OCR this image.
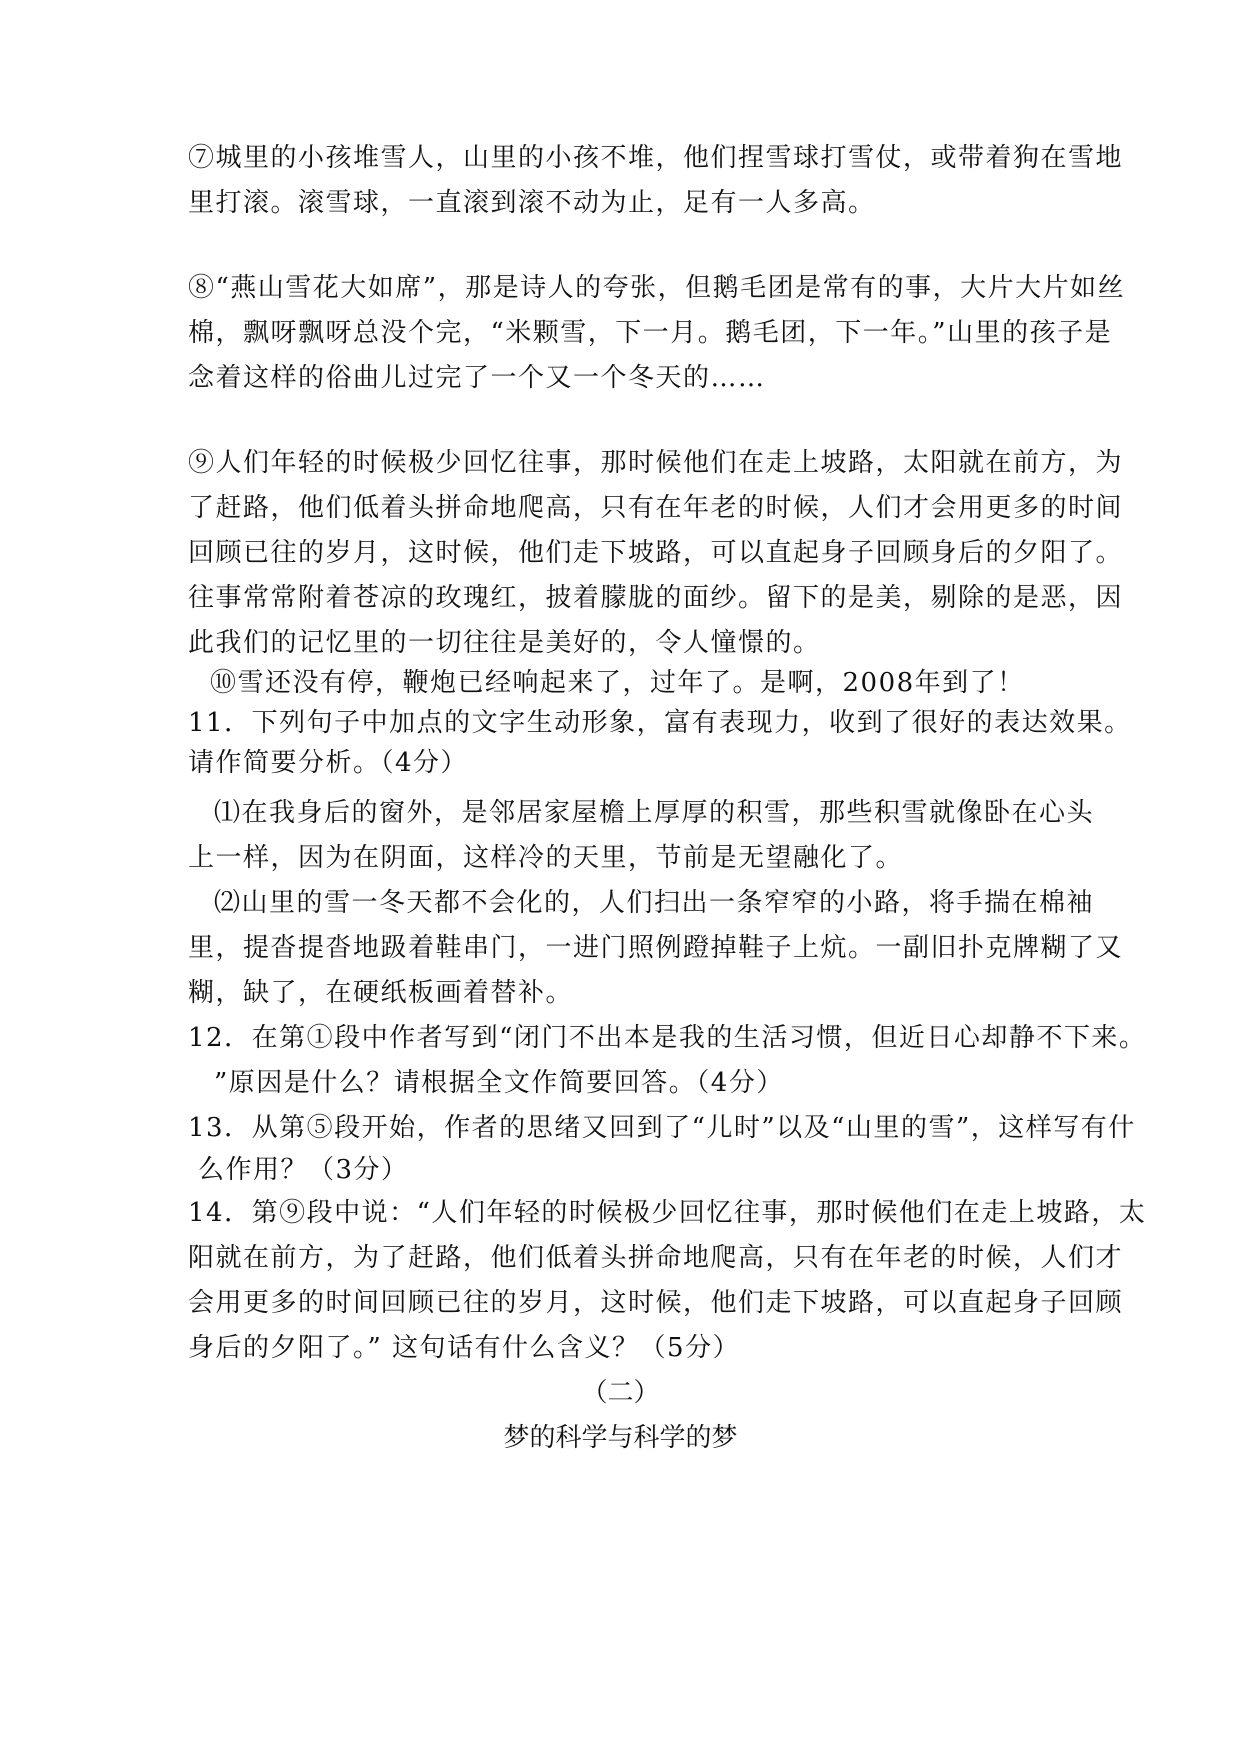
⑦城里的小孩堆雪人，山里的小孩不堆，他们捏雪球打雪仗，或带着狗在雪地
里打滚。滚雪球，一直滚到滚不动为止，足有一人多高。
⑧“燕山雪花大如席”，那是诗人的夸张，但鹅毛团是常有的事，大片大片如丝
棉，飘呀飘呀总没个完，“米颗雪，下一月。鹅毛团，下一年。”山里的孩子是
念着这样的俗曲儿过完了一个又一个冬天的……
⑨人们年轻的时候极少回忆往事，那时候他们在走上坡路，太阳就在前方，为
了赶路，他们低着头拼命地爬高，只有在年老的时候，人们才会用更多的时间
回顾已往的岁月，这时候，他们走下坡路，可以直起身子回顾身后的夕阳了。
往事常常附着苍凉的玫瑰红，披着朦胧的面纱。留下的是美，剔除的是恶，因
此我们的记忆里的一切往往是美好的，令人憧憬的。
⑩雪还没有停，鞭炮已经响起来了，过年了。是啊，2008年到了！
11．下列句子中加点的文字生动形象，富有表现力，收到了很好的表达效果。
请作简要分析。（4分）
⑴在我身后的窗外，是邻居家屋檐上厚厚的积雪，那些积雪就像卧在心头
上一样，因为在阴面，这样冷的天里，节前是无望融化了。
⑵山里的雪一冬天都不会化的，人们扫出一条窄窄的小路，将手揣在棉袖
里，提沓提沓地趿着鞋串门，一进门照例蹬掉鞋子上炕。一副旧扑克牌糊了又
糊，缺了，在硬纸板画着替补。
12．在第①段中作者写到“闭门不出本是我的生活习惯，但近日心却静不下来。
”原因是什么？请根据全文作简要回答。（4分）
13．从第⑤段开始，作者的思绪又回到了“儿时”以及“山里的雪”，这样写有什
么作用？（3分）
14．第⑨段中说：“人们年轻的时候极少回忆往事，那时候他们在走上坡路，太
阳就在前方，为了赶路，他们低着头拼命地爬高，只有在年老的时候，人们才
会用更多的时间回顾已往的岁月，这时候，他们走下坡路，可以直起身子回顾
身后的夕阳了。” 这句话有什么含义？（5分）
（二）
梦的科学与科学的梦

Prompt:
Your task is to repeat the data above exactly while excluding the pictures.

Expected answer:
OCR this image.
⑦城里的小孩堆雪人，山里的小孩不堆，他们捏雪球打雪仗，或带着狗在雪地
里打滚。滚雪球，一直滚到滚不动为止，足有一人多高。
⑧“燕山雪花大如席”，那是诗人的夸张，但鹅毛团是常有的事，大片大片如丝
棉，飘呀飘呀总没个完，“米颗雪，下一月。鹅毛团，下一年。”山里的孩子是
念着这样的俗曲儿过完了一个又一个冬天的……
⑨人们年轻的时候极少回忆往事，那时候他们在走上坡路，太阳就在前方，为
了赶路，他们低着头拼命地爬高，只有在年老的时候，人们才会用更多的时间
回顾已往的岁月，这时候，他们走下坡路，可以直起身子回顾身后的夕阳了。
往事常常附着苍凉的玫瑰红，披着朦胧的面纱。留下的是美，剔除的是恶，因
此我们的记忆里的一切往往是美好的，令人憧憬的。
⑩雪还没有停，鞭炮已经响起来了，过年了。是啊，2008年到了！
11．下列句子中加点的文字生动形象，富有表现力，收到了很好的表达效果。
请作简要分析。（4分）
⑴在我身后的窗外，是邻居家屋檐上厚厚的积雪，那些积雪就像卧在心头
上一样，因为在阴面，这样冷的天里，节前是无望融化了。
⑵山里的雪一冬天都不会化的，人们扫出一条窄窄的小路，将手揣在棉袖
里，提沓提沓地趿着鞋串门，一进门照例蹬掉鞋子上炕。一副旧扑克牌糊了又
糊，缺了，在硬纸板画着替补。
12．在第①段中作者写到“闭门不出本是我的生活习惯，但近日心却静不下来。
”原因是什么？请根据全文作简要回答。（4分）
13．从第⑤段开始，作者的思绪又回到了“儿时”以及“山里的雪”，这样写有什
么作用？（3分）
14．第⑨段中说：“人们年轻的时候极少回忆往事，那时候他们在走上坡路，太
阳就在前方，为了赶路，他们低着头拼命地爬高，只有在年老的时候，人们才
会用更多的时间回顾已往的岁月，这时候，他们走下坡路，可以直起身子回顾
身后的夕阳了。” 这句话有什么含义？（5分）
（二）
梦的科学与科学的梦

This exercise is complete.